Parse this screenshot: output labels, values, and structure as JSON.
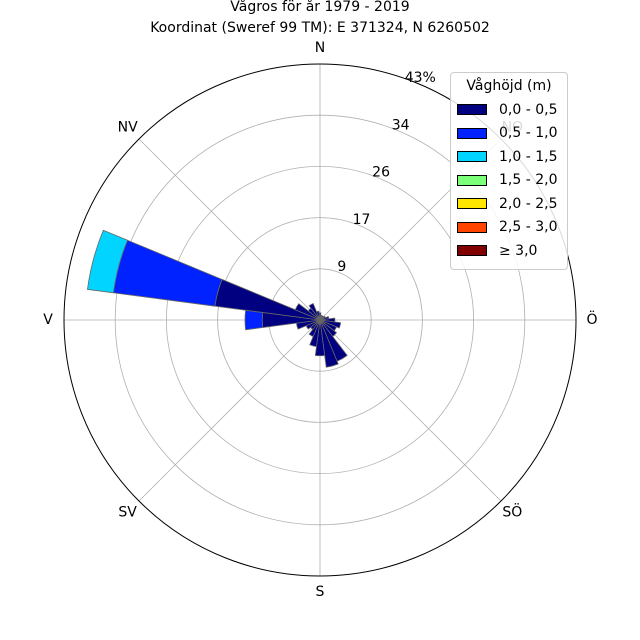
{
  "title_line1": "Vågros för år 1979 - 2019",
  "title_line2": "Koordinat (Sweref 99 TM): E 371324, N 6260502",
  "chart_data": {
    "type": "polar-stacked-bar",
    "title": "Vågros för år 1979 - 2019",
    "subtitle": "Koordinat (Sweref 99 TM): E 371324, N 6260502",
    "direction_labels": [
      {
        "label": "N",
        "angle": 0
      },
      {
        "label": "NO",
        "angle": 45
      },
      {
        "label": "Ö",
        "angle": 90
      },
      {
        "label": "SÖ",
        "angle": 135
      },
      {
        "label": "S",
        "angle": 180
      },
      {
        "label": "SV",
        "angle": 225
      },
      {
        "label": "V",
        "angle": 270
      },
      {
        "label": "NV",
        "angle": 315
      }
    ],
    "radial_ticks": [
      {
        "value": 8.6,
        "label": "9"
      },
      {
        "value": 17.2,
        "label": "17"
      },
      {
        "value": 25.8,
        "label": "26"
      },
      {
        "value": 34.4,
        "label": "34"
      },
      {
        "value": 43,
        "label": "43%"
      }
    ],
    "r_max": 43,
    "sector_width_deg": 15,
    "legend": {
      "title": "Våghöjd (m)",
      "placement": "top-right",
      "entries": [
        {
          "label": "0,0 - 0,5",
          "color": "#000080"
        },
        {
          "label": "0,5 - 1,0",
          "color": "#0022ff"
        },
        {
          "label": "1,0 - 1,5",
          "color": "#00d4ff"
        },
        {
          "label": "1,5 - 2,0",
          "color": "#7cff79"
        },
        {
          "label": "2,0 - 2,5",
          "color": "#ffe600"
        },
        {
          "label": "2,5 - 3,0",
          "color": "#ff4400"
        },
        {
          "label": "≥ 3,0",
          "color": "#800000"
        }
      ]
    },
    "sectors": [
      {
        "direction": 0,
        "values": [
          1.2,
          0,
          0,
          0,
          0,
          0,
          0
        ]
      },
      {
        "direction": 15,
        "values": [
          0.8,
          0,
          0,
          0,
          0,
          0,
          0
        ]
      },
      {
        "direction": 30,
        "values": [
          0.8,
          0,
          0,
          0,
          0,
          0,
          0
        ]
      },
      {
        "direction": 45,
        "values": [
          0.8,
          0,
          0,
          0,
          0,
          0,
          0
        ]
      },
      {
        "direction": 60,
        "values": [
          1.0,
          0,
          0,
          0,
          0,
          0,
          0
        ]
      },
      {
        "direction": 75,
        "values": [
          1.5,
          0,
          0,
          0,
          0,
          0,
          0
        ]
      },
      {
        "direction": 90,
        "values": [
          2.5,
          0,
          0,
          0,
          0,
          0,
          0
        ]
      },
      {
        "direction": 105,
        "values": [
          3.5,
          0,
          0,
          0,
          0,
          0,
          0
        ]
      },
      {
        "direction": 120,
        "values": [
          3.0,
          0,
          0,
          0,
          0,
          0,
          0
        ]
      },
      {
        "direction": 135,
        "values": [
          3.5,
          0,
          0,
          0,
          0,
          0,
          0
        ]
      },
      {
        "direction": 150,
        "values": [
          7.5,
          0,
          0,
          0,
          0,
          0,
          0
        ]
      },
      {
        "direction": 165,
        "values": [
          8.0,
          0,
          0,
          0,
          0,
          0,
          0
        ]
      },
      {
        "direction": 180,
        "values": [
          6.0,
          0,
          0,
          0,
          0,
          0,
          0
        ]
      },
      {
        "direction": 195,
        "values": [
          4.5,
          0,
          0,
          0,
          0,
          0,
          0
        ]
      },
      {
        "direction": 210,
        "values": [
          3.0,
          0,
          0,
          0,
          0,
          0,
          0
        ]
      },
      {
        "direction": 225,
        "values": [
          2.0,
          0,
          0,
          0,
          0,
          0,
          0
        ]
      },
      {
        "direction": 240,
        "values": [
          2.5,
          0,
          0,
          0,
          0,
          0,
          0
        ]
      },
      {
        "direction": 255,
        "values": [
          4.0,
          0,
          0,
          0,
          0,
          0,
          0
        ]
      },
      {
        "direction": 270,
        "values": [
          9.7,
          2.9,
          0,
          0,
          0,
          0,
          0
        ]
      },
      {
        "direction": 285,
        "values": [
          17.8,
          17.2,
          4.4,
          0,
          0,
          0,
          0
        ]
      },
      {
        "direction": 300,
        "values": [
          4.5,
          0,
          0,
          0,
          0,
          0,
          0
        ]
      },
      {
        "direction": 315,
        "values": [
          2.5,
          0,
          0,
          0,
          0,
          0,
          0
        ]
      },
      {
        "direction": 330,
        "values": [
          3.0,
          0,
          0,
          0,
          0,
          0,
          0
        ]
      },
      {
        "direction": 345,
        "values": [
          1.5,
          0,
          0,
          0,
          0,
          0,
          0
        ]
      }
    ]
  }
}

Exercise task:
Which lines above contain "Koordinat"? Show each of them.

Complete response:
  "title_line2": "Koordinat (Sweref 99 TM): E 371324, N 6260502",
    "subtitle": "Koordinat (Sweref 99 TM): E 371324, N 6260502",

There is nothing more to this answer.